A run of records
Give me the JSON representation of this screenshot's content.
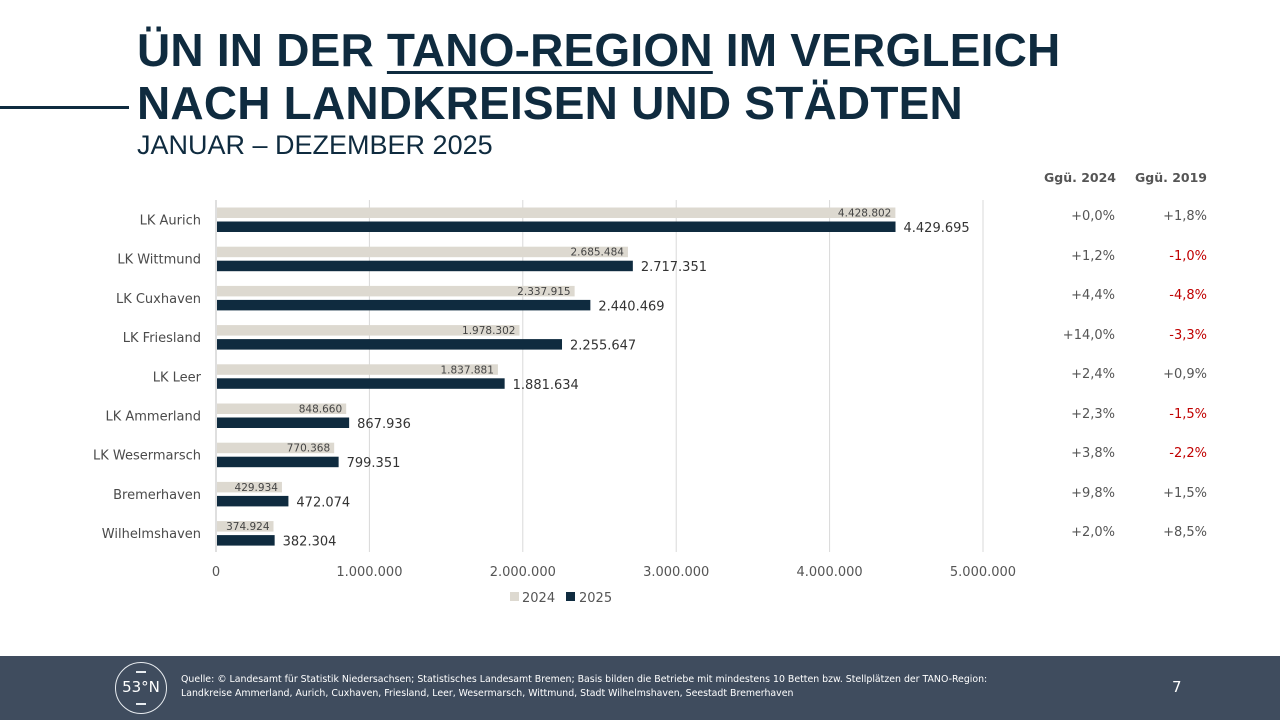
{
  "header": {
    "title_line1_prefix": "ÜN IN DER ",
    "title_line1_underlined": "TANO-REGION",
    "title_line1_suffix": " IM VERGLEICH",
    "title_line2": "NACH LANDKREISEN UND STÄDTEN",
    "subtitle": "JANUAR – DEZEMBER 2025"
  },
  "table": {
    "headers": [
      "Ggü. 2024",
      "Ggü. 2019"
    ],
    "rows": [
      {
        "vs2024": "+0,0%",
        "vs2019": "+1,8%",
        "vs2019_negative": false
      },
      {
        "vs2024": "+1,2%",
        "vs2019": "-1,0%",
        "vs2019_negative": true
      },
      {
        "vs2024": "+4,4%",
        "vs2019": "-4,8%",
        "vs2019_negative": true
      },
      {
        "vs2024": "+14,0%",
        "vs2019": "-3,3%",
        "vs2019_negative": true
      },
      {
        "vs2024": "+2,4%",
        "vs2019": "+0,9%",
        "vs2019_negative": false
      },
      {
        "vs2024": "+2,3%",
        "vs2019": "-1,5%",
        "vs2019_negative": true
      },
      {
        "vs2024": "+3,8%",
        "vs2019": "-2,2%",
        "vs2019_negative": true
      },
      {
        "vs2024": "+9,8%",
        "vs2019": "+1,5%",
        "vs2019_negative": false
      },
      {
        "vs2024": "+2,0%",
        "vs2019": "+8,5%",
        "vs2019_negative": false
      }
    ]
  },
  "chart_data": {
    "type": "bar",
    "orientation": "horizontal",
    "title": "ÜN in der TANO-Region im Vergleich nach Landkreisen und Städten",
    "subtitle": "Januar – Dezember 2025",
    "categories": [
      "LK Aurich",
      "LK Wittmund",
      "LK Cuxhaven",
      "LK Friesland",
      "LK Leer",
      "LK Ammerland",
      "LK Wesermarsch",
      "Bremerhaven",
      "Wilhelmshaven"
    ],
    "series": [
      {
        "name": "2024",
        "color": "#ddd9d0",
        "values": [
          4428802,
          2685484,
          2337915,
          1978302,
          1837881,
          848660,
          770368,
          429934,
          374924
        ],
        "labels": [
          "4.428.802",
          "2.685.484",
          "2.337.915",
          "1.978.302",
          "1.837.881",
          "848.660",
          "770.368",
          "429.934",
          "374.924"
        ]
      },
      {
        "name": "2025",
        "color": "#0f2b3f",
        "values": [
          4429695,
          2717351,
          2440469,
          2255647,
          1881634,
          867936,
          799351,
          472074,
          382304
        ],
        "labels": [
          "4.429.695",
          "2.717.351",
          "2.440.469",
          "2.255.647",
          "1.881.634",
          "867.936",
          "799.351",
          "472.074",
          "382.304"
        ]
      }
    ],
    "xlim": [
      0,
      5000000
    ],
    "xticks": [
      0,
      1000000,
      2000000,
      3000000,
      4000000,
      5000000
    ],
    "xtick_labels": [
      "0",
      "1.000.000",
      "2.000.000",
      "3.000.000",
      "4.000.000",
      "5.000.000"
    ],
    "xlabel": "",
    "ylabel": "",
    "grid": "vertical",
    "legend": {
      "position": "bottom",
      "entries": [
        "2024",
        "2025"
      ]
    }
  },
  "footer": {
    "logo_text": "53°N",
    "source_line1": "Quelle: © Landesamt für Statistik Niedersachsen; Statistisches Landesamt Bremen; Basis bilden die Betriebe mit mindestens 10 Betten bzw. Stellplätzen der TANO-Region:",
    "source_line2": "Landkreise Ammerland, Aurich, Cuxhaven, Friesland, Leer, Wesermarsch, Wittmund, Stadt Wilhelmshaven, Seestadt Bremerhaven",
    "page_number": "7"
  }
}
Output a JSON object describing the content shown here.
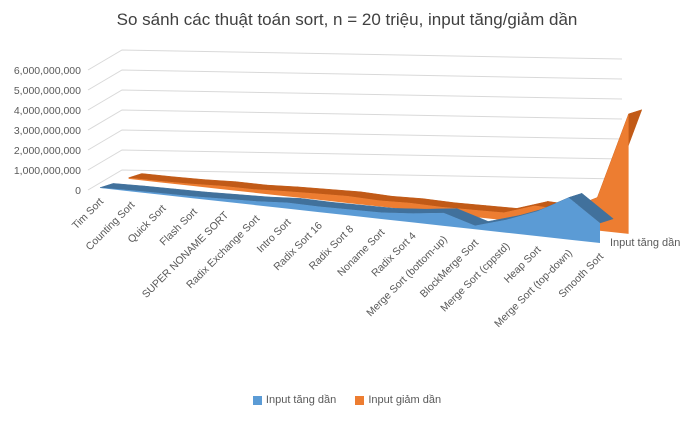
{
  "chart_data": {
    "type": "area",
    "title": "So sánh các thuật toán sort, n = 20 triệu, input tăng/giảm dần",
    "categories": [
      "Tim Sort",
      "Counting Sort",
      "Quick Sort",
      "Flash Sort",
      "SUPER NONAME SORT",
      "Radix Exchange Sort",
      "Intro Sort",
      "Radix Sort 16",
      "Radix Sort 8",
      "Noname Sort",
      "Radix Sort 4",
      "Merge Sort (bottom-up)",
      "BlockMerge Sort",
      "Merge Sort (cppstd)",
      "Heap Sort",
      "Merge Sort (top-down)",
      "Smooth Sort"
    ],
    "y_ticks": [
      "0",
      "1,000,000,000",
      "2,000,000,000",
      "3,000,000,000",
      "4,000,000,000",
      "5,000,000,000",
      "6,000,000,000"
    ],
    "ylim": [
      0,
      6000000000
    ],
    "series": [
      {
        "name": "Input tăng dần",
        "color": "#5b9bd5",
        "values": [
          20000000,
          60000000,
          80000000,
          100000000,
          150000000,
          200000000,
          300000000,
          280000000,
          300000000,
          320000000,
          450000000,
          650000000,
          180000000,
          650000000,
          1250000000,
          2100000000,
          1000000000
        ]
      },
      {
        "name": "Input giảm dần",
        "color": "#ed7d31",
        "values": [
          60000000,
          70000000,
          100000000,
          170000000,
          170000000,
          250000000,
          300000000,
          350000000,
          300000000,
          350000000,
          320000000,
          350000000,
          380000000,
          900000000,
          850000000,
          1650000000,
          6000000000
        ]
      }
    ],
    "series_label": "Input tăng dần",
    "legend_position": "bottom",
    "grid": true
  }
}
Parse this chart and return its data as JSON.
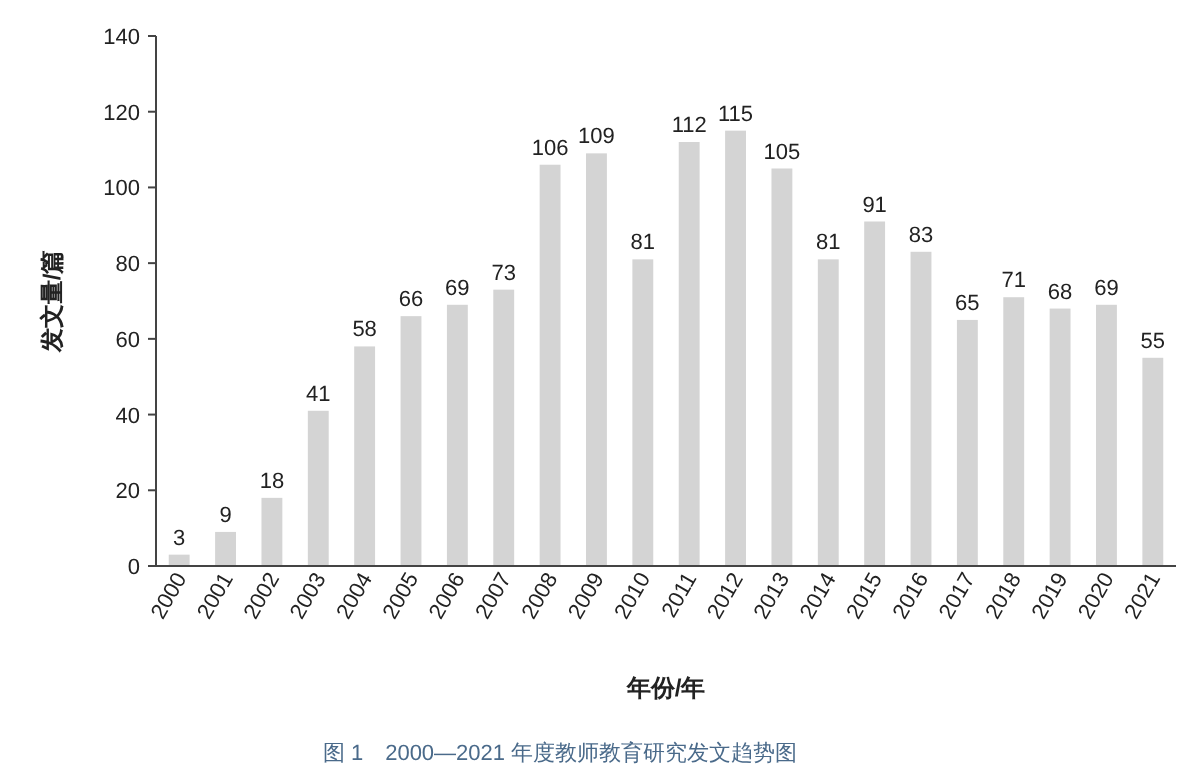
{
  "chart_data": {
    "type": "bar",
    "categories": [
      "2000",
      "2001",
      "2002",
      "2003",
      "2004",
      "2005",
      "2006",
      "2007",
      "2008",
      "2009",
      "2010",
      "2011",
      "2012",
      "2013",
      "2014",
      "2015",
      "2016",
      "2017",
      "2018",
      "2019",
      "2020",
      "2021"
    ],
    "values": [
      3,
      9,
      18,
      41,
      58,
      66,
      69,
      73,
      106,
      109,
      81,
      112,
      115,
      105,
      81,
      91,
      83,
      65,
      71,
      68,
      69,
      55
    ],
    "color": "#d4d4d4",
    "ylim": [
      0,
      140
    ],
    "yticks": [
      0,
      20,
      40,
      60,
      80,
      100,
      120,
      140
    ],
    "xlabel": "年份/年",
    "ylabel": "发文量/篇",
    "data_labels": true,
    "annotations": [
      "图 1　2000—2021 年度教师教育研究发文趋势图"
    ]
  }
}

> **STATED GOAL**
Track down every line holding the string "Wesermarsch" and copy it.

> **PROBLEM SOLUTION**
      "LK Wesermarsch",
    "source_line2": "Landkreise Ammerland, Aurich, Cuxhaven, Friesland, Leer, Wesermarsch, Wittmund, Stadt Wilhelmshaven, Seestadt Bremerhaven",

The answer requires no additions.